Vista de la zona 10 del cementerio de la Chacarita, destinada para el entierro de muertos por COVID-19, en Buenos Aires (Argentina). (Foto: EFE/Demian Alday Estévez)

Buenos Aires, Argentina – En mi país hay una provincia que puede tener las cuatro estaciones en el mismo día. Puede amanecer con calor veraniego, seguir con la romántica lluvia del otoño, luego los rayos de un sol primaveral y placentero, para terminar con el frío desencadenante del invierno. Ese lugar atípico se llama Tierra del Fuego, y es la provincia más austral del mundo.

¿Y a qué viene esto? A que lo mismo pasa políticamente hablando.

El gobierno en turno parece no encontrar el camino correcto para llevar adelante los destinos de un país tan maravilloso. El calor del triunfo electoral duró exactamente lo que duran las promesas de campaña. Ya sea por grandilocuentes o por falta de sustento el “Veranillo de San Blas” mostró la verdadera cara de los gobernantes y cuáles eran las verdaderas razones de la necesidad de ganar: salvarse sus espaldas de tantos antecedentes funestos. Para eso se metieron con la Justicia con la idea de armar un nuevo poder atado a sus conveniencias.

El pueblo sintió que llegaba el otoño y que sus votos mayoritarios estaban siendo usados para otros menesteres. Empezaron las dudas y la desconfianza y el otrora amigo de todos y profeta conciliador de grietas, fue mostrando la verdadera hilacha. Peleas con gobiernos amigos, mentiras disfrazadas y fuga de las sonrisas preelectorales y aparición de gestos típicos del Guasón.
- - - - -
Ejercicios —
[1] Indica si cada afirmación coincide con el fragmento seleccionado y cita las palabras exactas que lo deciden. (a) Tierra del Fuego es la provincia más austral del mundo. (b) El calor del triunfo electoral duró más que las promesas de campaña. (c) Los gobernantes se metieron con la Justicia.
[2] Reescribe el fragmento seleccionado desde "Buenos Aires, Argentina" hasta "austral del mundo.", ambos incluidos, poniendo "región" en lugar de "provincia".
[3] Continúa el fragmento seleccionado sobre la política argentina a partir de su última oración.
- - - - -
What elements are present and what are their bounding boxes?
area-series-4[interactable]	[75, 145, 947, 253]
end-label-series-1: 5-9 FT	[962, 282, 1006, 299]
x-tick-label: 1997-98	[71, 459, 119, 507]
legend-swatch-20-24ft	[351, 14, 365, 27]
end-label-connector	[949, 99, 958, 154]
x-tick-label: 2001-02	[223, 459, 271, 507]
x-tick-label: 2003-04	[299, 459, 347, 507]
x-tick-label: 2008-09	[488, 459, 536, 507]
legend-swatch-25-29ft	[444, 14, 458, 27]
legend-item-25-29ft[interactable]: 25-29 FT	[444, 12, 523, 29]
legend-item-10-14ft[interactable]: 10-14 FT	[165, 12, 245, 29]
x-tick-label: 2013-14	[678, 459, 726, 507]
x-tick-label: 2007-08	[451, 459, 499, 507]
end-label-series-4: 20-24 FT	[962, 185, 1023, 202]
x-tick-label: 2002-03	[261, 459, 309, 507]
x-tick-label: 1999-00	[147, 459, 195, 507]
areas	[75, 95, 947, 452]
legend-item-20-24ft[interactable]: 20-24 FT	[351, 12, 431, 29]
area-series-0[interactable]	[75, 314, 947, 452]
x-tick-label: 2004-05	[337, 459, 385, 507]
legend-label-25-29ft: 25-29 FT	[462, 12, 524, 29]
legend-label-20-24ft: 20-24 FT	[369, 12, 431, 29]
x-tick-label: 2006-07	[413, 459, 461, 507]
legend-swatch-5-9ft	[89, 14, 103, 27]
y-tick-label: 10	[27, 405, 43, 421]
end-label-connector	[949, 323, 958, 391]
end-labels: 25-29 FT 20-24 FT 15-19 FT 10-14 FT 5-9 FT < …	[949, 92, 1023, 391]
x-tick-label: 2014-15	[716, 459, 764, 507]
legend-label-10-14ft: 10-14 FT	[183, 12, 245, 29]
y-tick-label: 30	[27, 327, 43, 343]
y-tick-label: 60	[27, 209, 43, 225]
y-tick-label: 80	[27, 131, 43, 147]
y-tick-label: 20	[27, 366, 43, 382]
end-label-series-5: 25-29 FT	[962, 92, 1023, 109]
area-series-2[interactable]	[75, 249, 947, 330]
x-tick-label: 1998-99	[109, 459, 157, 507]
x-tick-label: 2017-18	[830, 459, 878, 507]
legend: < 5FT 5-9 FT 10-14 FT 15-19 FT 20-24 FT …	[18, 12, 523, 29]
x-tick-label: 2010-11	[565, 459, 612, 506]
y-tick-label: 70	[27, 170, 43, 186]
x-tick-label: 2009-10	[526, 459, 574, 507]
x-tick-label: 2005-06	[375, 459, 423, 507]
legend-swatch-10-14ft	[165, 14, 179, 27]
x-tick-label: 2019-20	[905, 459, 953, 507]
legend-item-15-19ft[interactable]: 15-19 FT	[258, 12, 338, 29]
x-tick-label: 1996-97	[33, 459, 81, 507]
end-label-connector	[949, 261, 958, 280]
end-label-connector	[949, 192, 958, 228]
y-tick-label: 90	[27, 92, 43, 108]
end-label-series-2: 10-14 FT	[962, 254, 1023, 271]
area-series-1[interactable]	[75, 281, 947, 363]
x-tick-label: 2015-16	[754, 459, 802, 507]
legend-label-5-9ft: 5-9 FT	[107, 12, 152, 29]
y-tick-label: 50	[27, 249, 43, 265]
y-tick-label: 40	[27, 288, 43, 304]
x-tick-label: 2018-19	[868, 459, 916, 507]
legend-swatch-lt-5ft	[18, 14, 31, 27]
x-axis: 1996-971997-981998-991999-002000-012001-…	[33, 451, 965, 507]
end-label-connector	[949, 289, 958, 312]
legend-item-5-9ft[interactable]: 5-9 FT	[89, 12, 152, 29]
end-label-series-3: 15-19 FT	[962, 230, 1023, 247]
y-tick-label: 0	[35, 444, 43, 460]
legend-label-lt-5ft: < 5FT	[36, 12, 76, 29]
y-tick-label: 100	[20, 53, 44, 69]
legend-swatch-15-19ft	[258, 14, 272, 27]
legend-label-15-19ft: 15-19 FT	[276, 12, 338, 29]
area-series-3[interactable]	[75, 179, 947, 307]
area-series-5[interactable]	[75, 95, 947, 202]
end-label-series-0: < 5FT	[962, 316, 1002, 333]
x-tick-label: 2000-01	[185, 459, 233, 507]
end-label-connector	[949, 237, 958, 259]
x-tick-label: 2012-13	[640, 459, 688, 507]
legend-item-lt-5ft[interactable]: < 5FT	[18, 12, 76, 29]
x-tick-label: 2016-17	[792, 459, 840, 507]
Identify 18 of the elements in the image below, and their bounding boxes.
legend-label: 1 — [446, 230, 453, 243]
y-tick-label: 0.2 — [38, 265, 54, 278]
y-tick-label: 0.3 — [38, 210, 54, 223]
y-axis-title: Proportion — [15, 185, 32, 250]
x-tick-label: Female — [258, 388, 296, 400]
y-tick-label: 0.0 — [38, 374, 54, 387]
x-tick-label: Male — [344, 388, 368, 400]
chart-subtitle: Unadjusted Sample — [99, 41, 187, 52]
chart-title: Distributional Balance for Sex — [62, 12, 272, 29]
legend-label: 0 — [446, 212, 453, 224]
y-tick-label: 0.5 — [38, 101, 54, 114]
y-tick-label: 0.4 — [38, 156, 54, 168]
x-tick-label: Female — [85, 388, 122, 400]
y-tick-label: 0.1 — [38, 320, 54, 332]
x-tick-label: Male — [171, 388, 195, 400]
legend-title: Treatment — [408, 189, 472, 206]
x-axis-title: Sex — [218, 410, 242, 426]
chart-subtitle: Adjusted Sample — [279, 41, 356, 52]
- - - - -
Respuestas —
[1]
(a) Sí: "es la provincia más austral del mundo".
(b) No: "duró exactamente lo que duran las promesas de campaña".
(c) Sí: "se metieron con la Justicia con la idea de armar un nuevo poder atado a sus conveniencias".

[2]
Buenos Aires, Argentina – En mi país hay una región que puede tener las cuatro estaciones en el mismo día. Puede amanecer con calor veraniego, seguir con la romántica lluvia del otoño, luego los rayos de un sol primaveral y placentero, para terminar con el frío desencadenante del invierno. Ese lugar atípico se llama Tierra del Fuego, y es la región más austral del mundo.

[3]
Con ese panorama llegó el invierno del COVID 19 y desarmó toda la estantería. Una campaña sanitaria mal planificada y las consecuencias que ubicaron al país entre los primeros cinco con mayor cantidad de infectados. Escasez de vacunas, distribución caprichosa dependiendo del color del partido gobernante de cada provincia; centros de vacunación VIP para los amigos del poder y para sus militantes; desubicaciones lingüísticas por parte del presidente, agrediendo y desconociendo la tarea de mucha gente que sacrificó su vida en el frente de batalla, como médicos y sanitaristas.

Y sumado a esto, la desocupación, la inflación más alta de Latinoamérica después del desparpajo de Venezuela y la soberbia de no saber reconocer los errores propios y seguir (a un año y medio de la asunción) echándole la culpa al presidente antecesor.

Al borde del caos, llegó la primavera y la posibilidad de producir dosis de la vacuna Sputnik V. Ya lista la primera remesa, será enviada al Centro Gamaleya para que realice el control de calidad. Según dicen desde el laboratorio Richmond, encargado del trabajo, se prevé que la producción a gran escala comience en junio, aunque por tratarse de un proceso biológico, puede tener demoras y algunas dificultades hasta alcanzar los niveles óptimos.

De la desazón a la esperanza, pero nada borra la situación del país.